WHAT IS NEEDED: Every record should be repeated exactly, except that pictures are left out.

RECORDED DATA:
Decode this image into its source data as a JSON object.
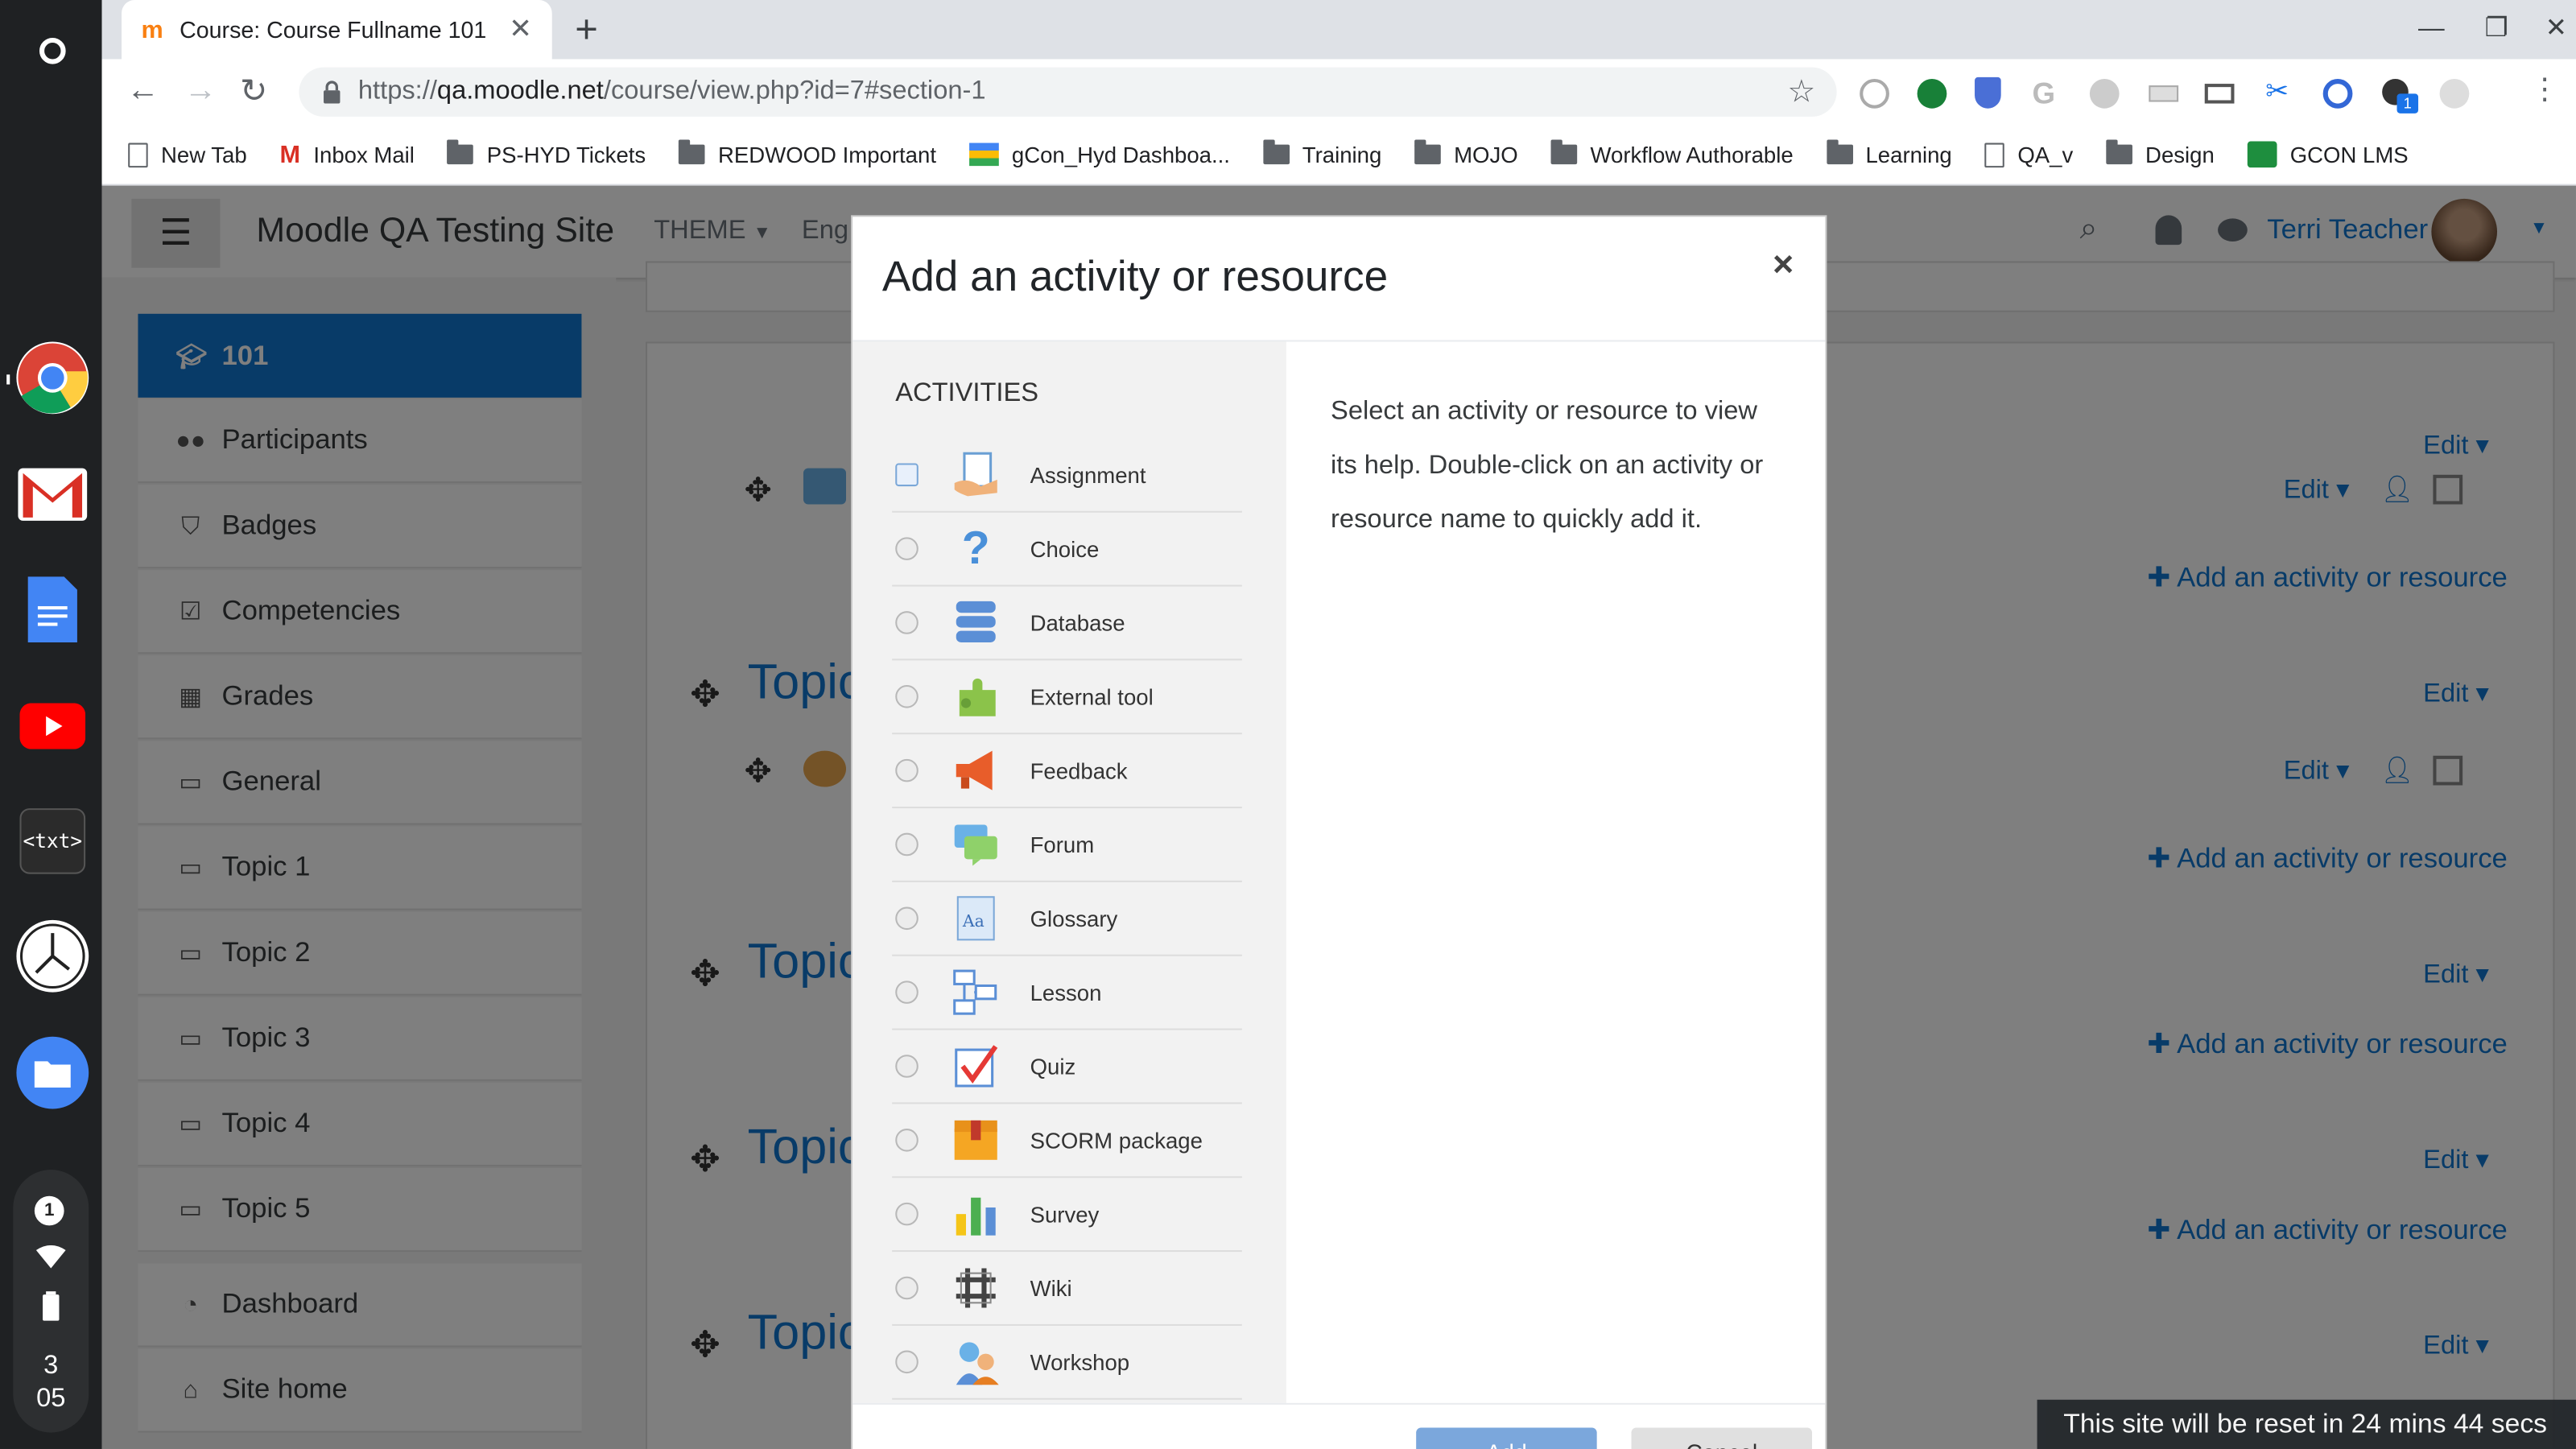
{
  "browser": {
    "tab_title": "Course: Course Fullname 101",
    "url": "https://qa.moodle.net/course/view.php?id=7#section-1",
    "url_host": "qa.moodle.net",
    "url_prefix": "https://",
    "url_rest": "/course/view.php?id=7#section-1",
    "extension_badge": "1",
    "bookmarks": [
      {
        "label": "New Tab",
        "icon": "page-icon"
      },
      {
        "label": "Inbox Mail",
        "icon": "gmail-icon"
      },
      {
        "label": "PS-HYD Tickets",
        "icon": "folder-icon"
      },
      {
        "label": "REDWOOD Important",
        "icon": "folder-icon"
      },
      {
        "label": "gCon_Hyd Dashboa...",
        "icon": "dashboard-icon"
      },
      {
        "label": "Training",
        "icon": "folder-icon"
      },
      {
        "label": "MOJO",
        "icon": "folder-icon"
      },
      {
        "label": "Workflow Authorable",
        "icon": "folder-icon"
      },
      {
        "label": "Learning",
        "icon": "folder-icon"
      },
      {
        "label": "QA_v",
        "icon": "page-icon"
      },
      {
        "label": "Design",
        "icon": "folder-icon"
      },
      {
        "label": "GCON LMS",
        "icon": "classroom-icon"
      }
    ]
  },
  "shelf": {
    "notification_count": "1",
    "time_hour": "3",
    "time_minute": "05",
    "txt_app_label": "<txt>"
  },
  "moodle": {
    "site_name": "Moodle QA Testing Site",
    "theme_menu": "THEME",
    "lang_menu": "Eng",
    "user_name": "Terri Teacher",
    "drawer": [
      {
        "label": "101",
        "icon": "mortarboard-icon",
        "active": true
      },
      {
        "label": "Participants",
        "icon": "users-icon"
      },
      {
        "label": "Badges",
        "icon": "shield-icon"
      },
      {
        "label": "Competencies",
        "icon": "checkbox-icon"
      },
      {
        "label": "Grades",
        "icon": "table-icon"
      },
      {
        "label": "General",
        "icon": "folder-icon"
      },
      {
        "label": "Topic 1",
        "icon": "folder-icon"
      },
      {
        "label": "Topic 2",
        "icon": "folder-icon"
      },
      {
        "label": "Topic 3",
        "icon": "folder-icon"
      },
      {
        "label": "Topic 4",
        "icon": "folder-icon"
      },
      {
        "label": "Topic 5",
        "icon": "folder-icon"
      }
    ],
    "drawer_bottom": [
      {
        "label": "Dashboard",
        "icon": "dashboard-icon"
      },
      {
        "label": "Site home",
        "icon": "home-icon"
      }
    ],
    "topic_word": "Topic",
    "edit_label": "Edit",
    "add_activity_label": "Add an activity or resource"
  },
  "modal": {
    "title": "Add an activity or resource",
    "close_label": "×",
    "section_heading": "ACTIVITIES",
    "help_text": "Select an activity or resource to view its help. Double-click on an activity or resource name to quickly add it.",
    "add_button": "Add",
    "cancel_button": "Cancel",
    "activities": [
      {
        "label": "Assignment",
        "icon": "assignment-icon"
      },
      {
        "label": "Choice",
        "icon": "choice-icon"
      },
      {
        "label": "Database",
        "icon": "database-icon"
      },
      {
        "label": "External tool",
        "icon": "external-tool-icon"
      },
      {
        "label": "Feedback",
        "icon": "feedback-icon"
      },
      {
        "label": "Forum",
        "icon": "forum-icon"
      },
      {
        "label": "Glossary",
        "icon": "glossary-icon"
      },
      {
        "label": "Lesson",
        "icon": "lesson-icon"
      },
      {
        "label": "Quiz",
        "icon": "quiz-icon"
      },
      {
        "label": "SCORM package",
        "icon": "scorm-icon"
      },
      {
        "label": "Survey",
        "icon": "survey-icon"
      },
      {
        "label": "Wiki",
        "icon": "wiki-icon"
      },
      {
        "label": "Workshop",
        "icon": "workshop-icon"
      }
    ]
  },
  "reset_banner": "This site will be reset in 24 mins 44 secs",
  "colors": {
    "moodle_blue": "#1177d1",
    "drawer_active": "#1177d1",
    "overlay": "rgba(0,0,0,0.5)"
  }
}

FINAL RESULT:
Decode this image into its source data as a JSON object.
{
  "browser": {
    "tab_title": "Course: Course Fullname 101",
    "url": "https://qa.moodle.net/course/view.php?id=7#section-1",
    "url_host": "qa.moodle.net",
    "url_prefix": "https://",
    "url_rest": "/course/view.php?id=7#section-1",
    "extension_badge": "1",
    "bookmarks": [
      {
        "label": "New Tab",
        "icon": "page-icon"
      },
      {
        "label": "Inbox Mail",
        "icon": "gmail-icon"
      },
      {
        "label": "PS-HYD Tickets",
        "icon": "folder-icon"
      },
      {
        "label": "REDWOOD Important",
        "icon": "folder-icon"
      },
      {
        "label": "gCon_Hyd Dashboa...",
        "icon": "dashboard-icon"
      },
      {
        "label": "Training",
        "icon": "folder-icon"
      },
      {
        "label": "MOJO",
        "icon": "folder-icon"
      },
      {
        "label": "Workflow Authorable",
        "icon": "folder-icon"
      },
      {
        "label": "Learning",
        "icon": "folder-icon"
      },
      {
        "label": "QA_v",
        "icon": "page-icon"
      },
      {
        "label": "Design",
        "icon": "folder-icon"
      },
      {
        "label": "GCON LMS",
        "icon": "classroom-icon"
      }
    ]
  },
  "shelf": {
    "notification_count": "1",
    "time_hour": "3",
    "time_minute": "05",
    "txt_app_label": "<txt>"
  },
  "moodle": {
    "site_name": "Moodle QA Testing Site",
    "theme_menu": "THEME",
    "lang_menu": "Eng",
    "user_name": "Terri Teacher",
    "drawer": [
      {
        "label": "101",
        "icon": "mortarboard-icon",
        "active": true
      },
      {
        "label": "Participants",
        "icon": "users-icon"
      },
      {
        "label": "Badges",
        "icon": "shield-icon"
      },
      {
        "label": "Competencies",
        "icon": "checkbox-icon"
      },
      {
        "label": "Grades",
        "icon": "table-icon"
      },
      {
        "label": "General",
        "icon": "folder-icon"
      },
      {
        "label": "Topic 1",
        "icon": "folder-icon"
      },
      {
        "label": "Topic 2",
        "icon": "folder-icon"
      },
      {
        "label": "Topic 3",
        "icon": "folder-icon"
      },
      {
        "label": "Topic 4",
        "icon": "folder-icon"
      },
      {
        "label": "Topic 5",
        "icon": "folder-icon"
      }
    ],
    "drawer_bottom": [
      {
        "label": "Dashboard",
        "icon": "dashboard-icon"
      },
      {
        "label": "Site home",
        "icon": "home-icon"
      }
    ],
    "topic_word": "Topic",
    "edit_label": "Edit",
    "add_activity_label": "Add an activity or resource"
  },
  "modal": {
    "title": "Add an activity or resource",
    "close_label": "×",
    "section_heading": "ACTIVITIES",
    "help_text": "Select an activity or resource to view its help. Double-click on an activity or resource name to quickly add it.",
    "add_button": "Add",
    "cancel_button": "Cancel",
    "activities": [
      {
        "label": "Assignment",
        "icon": "assignment-icon"
      },
      {
        "label": "Choice",
        "icon": "choice-icon"
      },
      {
        "label": "Database",
        "icon": "database-icon"
      },
      {
        "label": "External tool",
        "icon": "external-tool-icon"
      },
      {
        "label": "Feedback",
        "icon": "feedback-icon"
      },
      {
        "label": "Forum",
        "icon": "forum-icon"
      },
      {
        "label": "Glossary",
        "icon": "glossary-icon"
      },
      {
        "label": "Lesson",
        "icon": "lesson-icon"
      },
      {
        "label": "Quiz",
        "icon": "quiz-icon"
      },
      {
        "label": "SCORM package",
        "icon": "scorm-icon"
      },
      {
        "label": "Survey",
        "icon": "survey-icon"
      },
      {
        "label": "Wiki",
        "icon": "wiki-icon"
      },
      {
        "label": "Workshop",
        "icon": "workshop-icon"
      }
    ]
  },
  "reset_banner": "This site will be reset in 24 mins 44 secs",
  "colors": {
    "moodle_blue": "#1177d1",
    "drawer_active": "#1177d1",
    "overlay": "rgba(0,0,0,0.5)"
  }
}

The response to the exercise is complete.